[start Records supplied]
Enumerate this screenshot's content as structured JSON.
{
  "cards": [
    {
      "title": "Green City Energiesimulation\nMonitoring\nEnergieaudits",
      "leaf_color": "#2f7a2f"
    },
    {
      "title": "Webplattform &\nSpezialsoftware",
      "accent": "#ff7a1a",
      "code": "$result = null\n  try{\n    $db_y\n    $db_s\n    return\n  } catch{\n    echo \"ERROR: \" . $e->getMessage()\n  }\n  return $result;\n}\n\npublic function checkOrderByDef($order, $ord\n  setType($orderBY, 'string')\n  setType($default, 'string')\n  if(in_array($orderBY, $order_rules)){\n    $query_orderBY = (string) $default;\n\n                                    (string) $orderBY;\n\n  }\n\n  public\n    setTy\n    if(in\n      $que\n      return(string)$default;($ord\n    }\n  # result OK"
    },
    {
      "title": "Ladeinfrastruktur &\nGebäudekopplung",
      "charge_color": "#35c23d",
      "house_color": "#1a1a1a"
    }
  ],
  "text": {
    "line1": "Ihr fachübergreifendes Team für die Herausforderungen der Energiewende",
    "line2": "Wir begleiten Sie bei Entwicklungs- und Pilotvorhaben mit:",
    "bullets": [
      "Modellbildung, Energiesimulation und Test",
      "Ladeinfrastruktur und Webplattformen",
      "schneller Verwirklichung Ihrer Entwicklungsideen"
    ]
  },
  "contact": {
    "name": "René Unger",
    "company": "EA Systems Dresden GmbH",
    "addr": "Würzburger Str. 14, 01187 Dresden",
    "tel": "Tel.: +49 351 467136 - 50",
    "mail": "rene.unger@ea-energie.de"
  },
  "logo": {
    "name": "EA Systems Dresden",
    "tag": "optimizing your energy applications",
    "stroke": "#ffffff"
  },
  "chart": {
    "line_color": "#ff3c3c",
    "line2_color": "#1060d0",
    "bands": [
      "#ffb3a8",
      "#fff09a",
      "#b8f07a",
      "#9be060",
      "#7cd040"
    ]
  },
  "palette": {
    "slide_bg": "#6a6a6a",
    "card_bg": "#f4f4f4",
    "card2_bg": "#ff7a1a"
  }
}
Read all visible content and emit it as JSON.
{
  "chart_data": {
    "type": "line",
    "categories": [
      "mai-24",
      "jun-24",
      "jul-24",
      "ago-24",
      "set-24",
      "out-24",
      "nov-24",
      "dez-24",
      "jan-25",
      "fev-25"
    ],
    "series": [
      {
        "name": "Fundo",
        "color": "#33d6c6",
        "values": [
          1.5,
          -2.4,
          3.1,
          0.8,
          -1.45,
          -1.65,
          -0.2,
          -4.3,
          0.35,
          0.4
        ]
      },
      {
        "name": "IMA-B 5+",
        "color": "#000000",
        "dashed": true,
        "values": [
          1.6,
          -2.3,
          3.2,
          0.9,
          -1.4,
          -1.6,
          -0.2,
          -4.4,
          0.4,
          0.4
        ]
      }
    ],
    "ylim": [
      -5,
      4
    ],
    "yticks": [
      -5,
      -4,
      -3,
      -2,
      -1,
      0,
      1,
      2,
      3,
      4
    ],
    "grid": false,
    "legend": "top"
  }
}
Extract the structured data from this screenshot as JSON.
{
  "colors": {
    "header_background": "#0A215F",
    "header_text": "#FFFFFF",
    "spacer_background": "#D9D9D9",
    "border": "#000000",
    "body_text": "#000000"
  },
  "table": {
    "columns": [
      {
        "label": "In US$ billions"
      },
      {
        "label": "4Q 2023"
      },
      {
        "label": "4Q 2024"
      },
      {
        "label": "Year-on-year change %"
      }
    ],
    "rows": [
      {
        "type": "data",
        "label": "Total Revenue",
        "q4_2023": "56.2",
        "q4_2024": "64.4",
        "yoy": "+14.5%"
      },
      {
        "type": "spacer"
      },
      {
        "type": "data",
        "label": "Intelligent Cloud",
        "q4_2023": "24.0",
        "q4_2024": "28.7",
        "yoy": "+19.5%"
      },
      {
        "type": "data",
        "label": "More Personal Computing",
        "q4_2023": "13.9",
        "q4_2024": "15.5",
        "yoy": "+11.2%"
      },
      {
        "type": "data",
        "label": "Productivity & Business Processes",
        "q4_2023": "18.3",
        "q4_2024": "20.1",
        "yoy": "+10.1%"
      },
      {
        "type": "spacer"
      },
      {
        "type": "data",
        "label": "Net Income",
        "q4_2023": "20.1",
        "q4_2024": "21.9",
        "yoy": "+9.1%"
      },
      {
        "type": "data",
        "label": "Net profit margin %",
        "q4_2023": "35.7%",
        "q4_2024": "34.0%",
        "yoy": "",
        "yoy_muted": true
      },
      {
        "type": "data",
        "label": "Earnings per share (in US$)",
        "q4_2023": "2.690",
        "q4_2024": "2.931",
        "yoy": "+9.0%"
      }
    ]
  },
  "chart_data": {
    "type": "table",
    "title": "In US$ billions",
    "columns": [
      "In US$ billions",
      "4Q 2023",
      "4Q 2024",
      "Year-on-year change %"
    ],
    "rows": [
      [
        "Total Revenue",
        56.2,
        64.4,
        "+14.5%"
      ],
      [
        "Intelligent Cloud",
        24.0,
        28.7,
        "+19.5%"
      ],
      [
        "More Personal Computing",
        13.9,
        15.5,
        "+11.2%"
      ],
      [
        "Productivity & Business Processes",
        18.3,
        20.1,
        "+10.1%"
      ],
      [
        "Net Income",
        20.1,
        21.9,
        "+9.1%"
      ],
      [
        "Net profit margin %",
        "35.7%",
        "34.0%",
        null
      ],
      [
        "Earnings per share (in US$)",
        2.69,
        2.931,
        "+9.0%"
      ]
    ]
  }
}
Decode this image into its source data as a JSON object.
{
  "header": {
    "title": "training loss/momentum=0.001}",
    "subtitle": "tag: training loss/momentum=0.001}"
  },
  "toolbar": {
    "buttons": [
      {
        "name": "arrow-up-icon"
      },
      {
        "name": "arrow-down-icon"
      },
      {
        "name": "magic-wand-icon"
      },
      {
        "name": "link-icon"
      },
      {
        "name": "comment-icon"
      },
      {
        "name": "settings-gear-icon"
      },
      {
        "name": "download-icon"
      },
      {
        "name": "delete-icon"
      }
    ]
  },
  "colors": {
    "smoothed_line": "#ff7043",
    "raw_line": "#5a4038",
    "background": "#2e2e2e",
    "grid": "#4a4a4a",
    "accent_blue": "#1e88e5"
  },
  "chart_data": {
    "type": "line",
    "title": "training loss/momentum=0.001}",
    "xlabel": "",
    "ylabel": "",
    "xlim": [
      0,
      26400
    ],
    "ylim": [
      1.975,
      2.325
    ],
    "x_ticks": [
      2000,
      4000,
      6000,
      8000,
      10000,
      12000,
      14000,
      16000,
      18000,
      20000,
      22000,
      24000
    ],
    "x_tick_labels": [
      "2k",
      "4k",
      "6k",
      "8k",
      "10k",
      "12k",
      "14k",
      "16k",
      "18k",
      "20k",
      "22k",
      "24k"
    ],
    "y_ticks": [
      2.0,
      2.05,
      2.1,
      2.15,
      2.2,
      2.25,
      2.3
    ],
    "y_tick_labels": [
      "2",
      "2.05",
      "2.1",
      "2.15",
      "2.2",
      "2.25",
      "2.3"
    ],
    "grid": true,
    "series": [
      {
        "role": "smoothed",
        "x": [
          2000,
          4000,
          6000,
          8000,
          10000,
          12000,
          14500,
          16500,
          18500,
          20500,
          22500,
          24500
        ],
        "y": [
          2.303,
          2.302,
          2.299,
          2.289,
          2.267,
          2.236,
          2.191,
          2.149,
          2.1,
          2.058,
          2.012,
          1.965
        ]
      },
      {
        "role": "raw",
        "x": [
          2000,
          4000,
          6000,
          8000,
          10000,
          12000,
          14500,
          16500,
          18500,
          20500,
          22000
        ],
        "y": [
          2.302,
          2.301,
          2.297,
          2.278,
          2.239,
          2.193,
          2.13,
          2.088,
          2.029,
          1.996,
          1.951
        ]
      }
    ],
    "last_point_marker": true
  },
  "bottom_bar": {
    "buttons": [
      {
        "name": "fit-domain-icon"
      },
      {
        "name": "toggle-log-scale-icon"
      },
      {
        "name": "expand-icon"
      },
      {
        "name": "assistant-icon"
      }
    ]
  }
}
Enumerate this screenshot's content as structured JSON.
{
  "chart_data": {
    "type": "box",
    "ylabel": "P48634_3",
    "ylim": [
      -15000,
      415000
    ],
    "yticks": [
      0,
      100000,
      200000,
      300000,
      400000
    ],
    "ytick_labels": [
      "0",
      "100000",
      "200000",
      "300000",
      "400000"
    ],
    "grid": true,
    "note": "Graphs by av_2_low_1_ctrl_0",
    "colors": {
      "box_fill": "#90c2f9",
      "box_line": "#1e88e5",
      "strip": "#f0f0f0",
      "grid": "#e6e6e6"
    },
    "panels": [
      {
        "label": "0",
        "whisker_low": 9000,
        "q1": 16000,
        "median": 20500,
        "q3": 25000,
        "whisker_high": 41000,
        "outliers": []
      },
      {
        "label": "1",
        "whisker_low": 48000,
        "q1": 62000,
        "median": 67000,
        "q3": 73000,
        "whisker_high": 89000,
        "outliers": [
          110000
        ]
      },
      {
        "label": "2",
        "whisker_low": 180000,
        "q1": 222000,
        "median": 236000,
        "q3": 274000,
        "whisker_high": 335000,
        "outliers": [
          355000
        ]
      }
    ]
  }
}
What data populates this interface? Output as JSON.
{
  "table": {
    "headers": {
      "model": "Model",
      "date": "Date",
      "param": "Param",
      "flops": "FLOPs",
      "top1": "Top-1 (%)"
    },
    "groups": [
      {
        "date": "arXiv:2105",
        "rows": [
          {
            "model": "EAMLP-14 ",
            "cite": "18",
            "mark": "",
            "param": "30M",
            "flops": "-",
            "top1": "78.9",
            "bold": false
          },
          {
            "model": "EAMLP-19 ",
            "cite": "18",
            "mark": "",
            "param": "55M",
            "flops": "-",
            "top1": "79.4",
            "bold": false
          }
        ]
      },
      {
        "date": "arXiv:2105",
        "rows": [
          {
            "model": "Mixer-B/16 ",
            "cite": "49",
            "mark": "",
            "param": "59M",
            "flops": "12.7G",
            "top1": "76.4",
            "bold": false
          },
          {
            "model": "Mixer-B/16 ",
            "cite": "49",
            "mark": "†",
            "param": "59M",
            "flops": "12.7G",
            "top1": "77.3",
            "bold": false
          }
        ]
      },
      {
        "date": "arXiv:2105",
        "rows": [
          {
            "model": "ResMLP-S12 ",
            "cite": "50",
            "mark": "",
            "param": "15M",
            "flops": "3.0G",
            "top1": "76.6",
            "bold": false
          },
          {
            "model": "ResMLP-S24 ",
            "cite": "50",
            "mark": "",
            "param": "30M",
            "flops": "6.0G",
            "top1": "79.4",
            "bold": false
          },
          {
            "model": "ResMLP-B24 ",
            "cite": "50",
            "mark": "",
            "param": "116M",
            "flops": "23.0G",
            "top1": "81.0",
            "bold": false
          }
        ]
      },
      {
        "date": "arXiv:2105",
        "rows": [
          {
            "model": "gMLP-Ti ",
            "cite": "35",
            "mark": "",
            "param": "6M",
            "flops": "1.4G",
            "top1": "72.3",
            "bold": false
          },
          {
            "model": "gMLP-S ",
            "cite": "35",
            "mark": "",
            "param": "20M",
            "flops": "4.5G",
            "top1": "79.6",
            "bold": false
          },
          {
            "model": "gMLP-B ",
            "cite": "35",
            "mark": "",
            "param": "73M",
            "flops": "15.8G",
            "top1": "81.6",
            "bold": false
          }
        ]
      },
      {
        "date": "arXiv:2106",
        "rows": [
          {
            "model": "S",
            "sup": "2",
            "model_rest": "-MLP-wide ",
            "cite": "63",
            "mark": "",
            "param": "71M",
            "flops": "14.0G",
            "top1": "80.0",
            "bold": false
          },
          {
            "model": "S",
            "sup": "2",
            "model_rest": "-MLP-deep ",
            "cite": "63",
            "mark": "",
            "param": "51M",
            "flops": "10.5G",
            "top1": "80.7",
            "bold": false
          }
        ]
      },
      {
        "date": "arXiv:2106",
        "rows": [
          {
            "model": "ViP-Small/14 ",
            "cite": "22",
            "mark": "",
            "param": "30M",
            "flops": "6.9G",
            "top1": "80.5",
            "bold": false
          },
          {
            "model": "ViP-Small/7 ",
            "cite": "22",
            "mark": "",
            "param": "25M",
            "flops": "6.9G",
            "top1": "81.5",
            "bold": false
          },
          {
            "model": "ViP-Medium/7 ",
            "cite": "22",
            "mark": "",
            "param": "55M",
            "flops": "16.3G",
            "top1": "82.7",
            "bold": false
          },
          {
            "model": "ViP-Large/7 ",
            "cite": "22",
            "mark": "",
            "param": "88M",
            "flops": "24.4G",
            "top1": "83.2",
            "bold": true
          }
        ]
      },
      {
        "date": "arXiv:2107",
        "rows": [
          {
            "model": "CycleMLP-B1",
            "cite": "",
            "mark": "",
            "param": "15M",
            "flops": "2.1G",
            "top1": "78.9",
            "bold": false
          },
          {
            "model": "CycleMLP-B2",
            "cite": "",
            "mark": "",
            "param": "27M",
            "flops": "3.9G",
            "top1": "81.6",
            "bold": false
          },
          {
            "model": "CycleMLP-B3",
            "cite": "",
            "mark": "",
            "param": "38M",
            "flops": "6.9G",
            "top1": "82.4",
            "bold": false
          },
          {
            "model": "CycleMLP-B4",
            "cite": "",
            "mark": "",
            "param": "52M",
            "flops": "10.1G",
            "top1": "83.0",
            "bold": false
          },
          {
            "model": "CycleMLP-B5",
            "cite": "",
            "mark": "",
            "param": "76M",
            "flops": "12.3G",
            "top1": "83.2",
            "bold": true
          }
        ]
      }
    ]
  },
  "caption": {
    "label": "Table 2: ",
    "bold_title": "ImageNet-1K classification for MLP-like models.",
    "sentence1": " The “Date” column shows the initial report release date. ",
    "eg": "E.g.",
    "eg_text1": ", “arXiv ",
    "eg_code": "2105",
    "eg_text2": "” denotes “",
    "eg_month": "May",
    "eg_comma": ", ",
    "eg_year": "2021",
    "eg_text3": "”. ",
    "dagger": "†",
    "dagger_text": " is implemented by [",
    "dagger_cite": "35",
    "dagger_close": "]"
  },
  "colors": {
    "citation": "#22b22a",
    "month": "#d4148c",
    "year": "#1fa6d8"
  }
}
[end Records supplied]
Requirements ▸ Pick out each line above that includes "Computing" and show it.

Written answer ▸
        "label": "More Personal Computing",
        "More Personal Computing",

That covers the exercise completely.